Data lines:
BEGIN
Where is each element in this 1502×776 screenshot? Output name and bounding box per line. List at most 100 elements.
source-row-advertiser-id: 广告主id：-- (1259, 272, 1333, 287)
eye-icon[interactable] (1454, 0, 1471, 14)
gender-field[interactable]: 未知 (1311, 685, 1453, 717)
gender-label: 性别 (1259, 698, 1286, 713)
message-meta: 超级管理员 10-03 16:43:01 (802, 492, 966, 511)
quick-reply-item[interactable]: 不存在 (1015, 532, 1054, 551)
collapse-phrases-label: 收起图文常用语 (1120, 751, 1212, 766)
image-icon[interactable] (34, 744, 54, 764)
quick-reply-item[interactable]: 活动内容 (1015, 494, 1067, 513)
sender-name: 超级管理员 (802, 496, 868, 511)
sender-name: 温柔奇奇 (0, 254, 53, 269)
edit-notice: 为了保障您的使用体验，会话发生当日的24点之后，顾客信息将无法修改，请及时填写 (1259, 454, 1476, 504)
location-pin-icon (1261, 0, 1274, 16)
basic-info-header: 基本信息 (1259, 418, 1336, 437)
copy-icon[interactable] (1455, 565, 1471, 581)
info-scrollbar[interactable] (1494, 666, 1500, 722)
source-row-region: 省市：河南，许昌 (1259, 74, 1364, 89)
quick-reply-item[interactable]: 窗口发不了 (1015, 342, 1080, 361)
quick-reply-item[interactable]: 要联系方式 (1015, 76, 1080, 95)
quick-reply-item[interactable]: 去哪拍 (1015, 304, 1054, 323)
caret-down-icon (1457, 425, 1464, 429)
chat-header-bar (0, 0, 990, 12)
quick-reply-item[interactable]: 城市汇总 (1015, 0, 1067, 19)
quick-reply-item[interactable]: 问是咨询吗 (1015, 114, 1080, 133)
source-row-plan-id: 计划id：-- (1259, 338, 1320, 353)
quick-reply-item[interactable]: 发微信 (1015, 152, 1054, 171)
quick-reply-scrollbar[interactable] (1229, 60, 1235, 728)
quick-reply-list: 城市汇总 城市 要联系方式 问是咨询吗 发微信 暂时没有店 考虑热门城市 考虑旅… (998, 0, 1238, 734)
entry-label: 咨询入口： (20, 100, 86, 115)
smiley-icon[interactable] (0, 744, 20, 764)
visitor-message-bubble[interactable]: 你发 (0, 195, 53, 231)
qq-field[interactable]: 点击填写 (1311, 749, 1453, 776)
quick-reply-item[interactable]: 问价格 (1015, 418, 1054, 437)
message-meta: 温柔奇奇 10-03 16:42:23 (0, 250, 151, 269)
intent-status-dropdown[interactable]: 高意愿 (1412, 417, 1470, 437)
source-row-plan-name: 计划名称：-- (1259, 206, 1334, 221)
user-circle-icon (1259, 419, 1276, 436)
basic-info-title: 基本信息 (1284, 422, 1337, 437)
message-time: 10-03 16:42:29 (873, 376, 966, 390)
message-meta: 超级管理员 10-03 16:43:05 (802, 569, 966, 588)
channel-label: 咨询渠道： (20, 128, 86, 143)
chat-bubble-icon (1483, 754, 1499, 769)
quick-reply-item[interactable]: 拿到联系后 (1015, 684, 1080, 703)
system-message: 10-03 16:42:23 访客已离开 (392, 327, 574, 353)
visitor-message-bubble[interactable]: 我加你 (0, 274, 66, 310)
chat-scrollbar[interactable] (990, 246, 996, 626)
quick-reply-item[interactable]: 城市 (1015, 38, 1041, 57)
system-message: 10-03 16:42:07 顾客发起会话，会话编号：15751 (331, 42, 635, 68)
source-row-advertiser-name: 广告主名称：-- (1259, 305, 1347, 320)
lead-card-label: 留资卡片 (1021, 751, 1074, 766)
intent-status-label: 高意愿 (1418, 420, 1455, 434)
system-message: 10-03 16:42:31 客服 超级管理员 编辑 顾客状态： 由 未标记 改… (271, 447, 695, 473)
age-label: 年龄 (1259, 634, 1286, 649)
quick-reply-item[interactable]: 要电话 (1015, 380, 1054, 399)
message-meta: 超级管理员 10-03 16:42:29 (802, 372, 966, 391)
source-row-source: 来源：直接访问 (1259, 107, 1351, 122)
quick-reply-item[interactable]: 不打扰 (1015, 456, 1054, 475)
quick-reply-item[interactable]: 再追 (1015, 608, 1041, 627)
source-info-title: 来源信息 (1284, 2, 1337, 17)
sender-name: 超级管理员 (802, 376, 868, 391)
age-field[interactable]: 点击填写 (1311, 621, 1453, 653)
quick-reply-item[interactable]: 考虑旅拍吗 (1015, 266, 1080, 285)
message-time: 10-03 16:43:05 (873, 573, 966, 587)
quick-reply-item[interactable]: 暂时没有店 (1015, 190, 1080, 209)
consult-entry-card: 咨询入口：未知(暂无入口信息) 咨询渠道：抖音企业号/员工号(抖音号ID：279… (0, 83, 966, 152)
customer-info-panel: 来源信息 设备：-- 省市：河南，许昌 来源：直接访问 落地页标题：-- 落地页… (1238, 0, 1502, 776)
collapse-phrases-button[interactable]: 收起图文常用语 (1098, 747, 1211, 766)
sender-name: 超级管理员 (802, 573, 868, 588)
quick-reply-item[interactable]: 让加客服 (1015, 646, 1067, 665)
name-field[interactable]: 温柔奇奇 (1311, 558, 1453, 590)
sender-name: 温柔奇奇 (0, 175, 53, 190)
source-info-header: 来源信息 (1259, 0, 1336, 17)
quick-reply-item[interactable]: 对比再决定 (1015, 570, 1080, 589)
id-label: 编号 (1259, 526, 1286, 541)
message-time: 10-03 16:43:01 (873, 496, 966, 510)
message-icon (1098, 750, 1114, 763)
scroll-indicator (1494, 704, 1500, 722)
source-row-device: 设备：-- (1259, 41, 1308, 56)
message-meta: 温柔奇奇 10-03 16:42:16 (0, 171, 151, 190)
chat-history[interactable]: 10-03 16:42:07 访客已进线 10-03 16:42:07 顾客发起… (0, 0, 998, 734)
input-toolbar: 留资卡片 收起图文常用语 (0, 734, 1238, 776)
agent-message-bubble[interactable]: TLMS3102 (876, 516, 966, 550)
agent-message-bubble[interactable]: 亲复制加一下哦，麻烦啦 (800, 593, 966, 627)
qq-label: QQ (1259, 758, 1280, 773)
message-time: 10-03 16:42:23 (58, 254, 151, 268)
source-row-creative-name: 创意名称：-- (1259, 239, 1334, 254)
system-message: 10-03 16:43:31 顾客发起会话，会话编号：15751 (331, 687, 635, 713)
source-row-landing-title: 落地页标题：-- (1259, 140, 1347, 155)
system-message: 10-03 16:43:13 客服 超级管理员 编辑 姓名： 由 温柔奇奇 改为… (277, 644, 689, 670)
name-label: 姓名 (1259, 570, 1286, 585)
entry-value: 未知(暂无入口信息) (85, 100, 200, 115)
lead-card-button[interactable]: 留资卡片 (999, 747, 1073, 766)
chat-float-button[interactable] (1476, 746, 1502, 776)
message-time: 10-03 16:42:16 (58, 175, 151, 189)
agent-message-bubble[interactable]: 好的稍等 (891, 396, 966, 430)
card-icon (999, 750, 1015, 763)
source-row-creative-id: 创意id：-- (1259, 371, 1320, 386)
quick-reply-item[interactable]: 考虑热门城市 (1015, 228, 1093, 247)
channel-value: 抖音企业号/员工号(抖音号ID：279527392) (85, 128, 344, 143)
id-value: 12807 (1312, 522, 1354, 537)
END
Rewrite every item above, replacing each occurrence of "quick-reply-item" with "canned-reply-item" and leaving all other text unchanged.

Exercise response:
Where is each element in this 1502×776 screenshot? Output name and bounding box per line. List at most 100 elements.
source-row-advertiser-id: 广告主id：-- (1259, 272, 1333, 287)
eye-icon[interactable] (1454, 0, 1471, 14)
gender-field[interactable]: 未知 (1311, 685, 1453, 717)
gender-label: 性别 (1259, 698, 1286, 713)
message-meta: 超级管理员 10-03 16:43:01 (802, 492, 966, 511)
canned-reply-item[interactable]: 不存在 (1015, 532, 1054, 551)
collapse-phrases-label: 收起图文常用语 (1120, 751, 1212, 766)
image-icon[interactable] (34, 744, 54, 764)
canned-reply-item[interactable]: 活动内容 (1015, 494, 1067, 513)
sender-name: 超级管理员 (802, 496, 868, 511)
sender-name: 温柔奇奇 (0, 254, 53, 269)
edit-notice: 为了保障您的使用体验，会话发生当日的24点之后，顾客信息将无法修改，请及时填写 (1259, 454, 1476, 504)
location-pin-icon (1261, 0, 1274, 16)
basic-info-header: 基本信息 (1259, 418, 1336, 437)
copy-icon[interactable] (1455, 565, 1471, 581)
info-scrollbar[interactable] (1494, 666, 1500, 722)
source-row-region: 省市：河南，许昌 (1259, 74, 1364, 89)
canned-reply-item[interactable]: 窗口发不了 (1015, 342, 1080, 361)
canned-reply-item[interactable]: 要联系方式 (1015, 76, 1080, 95)
canned-reply-item[interactable]: 去哪拍 (1015, 304, 1054, 323)
caret-down-icon (1457, 425, 1464, 429)
chat-header-bar (0, 0, 990, 12)
canned-reply-item[interactable]: 城市汇总 (1015, 0, 1067, 19)
canned-reply-item[interactable]: 问是咨询吗 (1015, 114, 1080, 133)
source-row-plan-id: 计划id：-- (1259, 338, 1320, 353)
canned-reply-item[interactable]: 发微信 (1015, 152, 1054, 171)
quick-reply-scrollbar[interactable] (1229, 60, 1235, 728)
quick-reply-list: 城市汇总 城市 要联系方式 问是咨询吗 发微信 暂时没有店 考虑热门城市 考虑旅… (998, 0, 1238, 734)
entry-label: 咨询入口： (20, 100, 86, 115)
smiley-icon[interactable] (0, 744, 20, 764)
visitor-message-bubble[interactable]: 你发 (0, 195, 53, 231)
qq-field[interactable]: 点击填写 (1311, 749, 1453, 776)
canned-reply-item[interactable]: 问价格 (1015, 418, 1054, 437)
message-meta: 温柔奇奇 10-03 16:42:23 (0, 250, 151, 269)
intent-status-dropdown[interactable]: 高意愿 (1412, 417, 1470, 437)
source-row-plan-name: 计划名称：-- (1259, 206, 1334, 221)
user-circle-icon (1259, 419, 1276, 436)
basic-info-title: 基本信息 (1284, 422, 1337, 437)
message-time: 10-03 16:42:29 (873, 376, 966, 390)
message-meta: 超级管理员 10-03 16:43:05 (802, 569, 966, 588)
channel-label: 咨询渠道： (20, 128, 86, 143)
chat-bubble-icon (1483, 754, 1499, 769)
canned-reply-item[interactable]: 拿到联系后 (1015, 684, 1080, 703)
system-message: 10-03 16:42:23 访客已离开 (392, 327, 574, 353)
visitor-message-bubble[interactable]: 我加你 (0, 274, 66, 310)
chat-scrollbar[interactable] (990, 246, 996, 626)
canned-reply-item[interactable]: 城市 (1015, 38, 1041, 57)
system-message: 10-03 16:42:07 顾客发起会话，会话编号：15751 (331, 42, 635, 68)
source-row-advertiser-name: 广告主名称：-- (1259, 305, 1347, 320)
lead-card-label: 留资卡片 (1021, 751, 1074, 766)
intent-status-label: 高意愿 (1418, 420, 1455, 434)
system-message: 10-03 16:42:31 客服 超级管理员 编辑 顾客状态： 由 未标记 改… (271, 447, 695, 473)
age-label: 年龄 (1259, 634, 1286, 649)
canned-reply-item[interactable]: 要电话 (1015, 380, 1054, 399)
message-meta: 超级管理员 10-03 16:42:29 (802, 372, 966, 391)
source-row-source: 来源：直接访问 (1259, 107, 1351, 122)
canned-reply-item[interactable]: 不打扰 (1015, 456, 1054, 475)
canned-reply-item[interactable]: 再追 (1015, 608, 1041, 627)
source-info-title: 来源信息 (1284, 2, 1337, 17)
sender-name: 超级管理员 (802, 376, 868, 391)
age-field[interactable]: 点击填写 (1311, 621, 1453, 653)
canned-reply-item[interactable]: 考虑旅拍吗 (1015, 266, 1080, 285)
message-time: 10-03 16:43:05 (873, 573, 966, 587)
canned-reply-item[interactable]: 暂时没有店 (1015, 190, 1080, 209)
consult-entry-card: 咨询入口：未知(暂无入口信息) 咨询渠道：抖音企业号/员工号(抖音号ID：279… (0, 83, 966, 152)
customer-info-panel: 来源信息 设备：-- 省市：河南，许昌 来源：直接访问 落地页标题：-- 落地页… (1238, 0, 1502, 776)
collapse-phrases-button[interactable]: 收起图文常用语 (1098, 747, 1211, 766)
sender-name: 超级管理员 (802, 573, 868, 588)
canned-reply-item[interactable]: 让加客服 (1015, 646, 1067, 665)
name-field[interactable]: 温柔奇奇 (1311, 558, 1453, 590)
sender-name: 温柔奇奇 (0, 175, 53, 190)
source-info-header: 来源信息 (1259, 0, 1336, 17)
canned-reply-item[interactable]: 对比再决定 (1015, 570, 1080, 589)
id-label: 编号 (1259, 526, 1286, 541)
message-time: 10-03 16:43:01 (873, 496, 966, 510)
message-icon (1098, 750, 1114, 763)
scroll-indicator (1494, 704, 1500, 722)
source-row-device: 设备：-- (1259, 41, 1308, 56)
message-meta: 温柔奇奇 10-03 16:42:16 (0, 171, 151, 190)
chat-history[interactable]: 10-03 16:42:07 访客已进线 10-03 16:42:07 顾客发起… (0, 0, 998, 734)
input-toolbar: 留资卡片 收起图文常用语 (0, 734, 1238, 776)
agent-message-bubble[interactable]: TLMS3102 (876, 516, 966, 550)
agent-message-bubble[interactable]: 亲复制加一下哦，麻烦啦 (800, 593, 966, 627)
qq-label: QQ (1259, 758, 1280, 773)
message-time: 10-03 16:42:23 (58, 254, 151, 268)
source-row-creative-name: 创意名称：-- (1259, 239, 1334, 254)
system-message: 10-03 16:43:31 顾客发起会话，会话编号：15751 (331, 687, 635, 713)
source-row-landing-title: 落地页标题：-- (1259, 140, 1347, 155)
system-message: 10-03 16:43:13 客服 超级管理员 编辑 姓名： 由 温柔奇奇 改为… (277, 644, 689, 670)
name-label: 姓名 (1259, 570, 1286, 585)
entry-value: 未知(暂无入口信息) (85, 100, 200, 115)
lead-card-button[interactable]: 留资卡片 (999, 747, 1073, 766)
chat-float-button[interactable] (1476, 746, 1502, 776)
message-time: 10-03 16:42:16 (58, 175, 151, 189)
agent-message-bubble[interactable]: 好的稍等 (891, 396, 966, 430)
card-icon (999, 750, 1015, 763)
source-row-creative-id: 创意id：-- (1259, 371, 1320, 386)
canned-reply-item[interactable]: 考虑热门城市 (1015, 228, 1093, 247)
channel-value: 抖音企业号/员工号(抖音号ID：279527392) (85, 128, 344, 143)
id-value: 12807 (1312, 522, 1354, 537)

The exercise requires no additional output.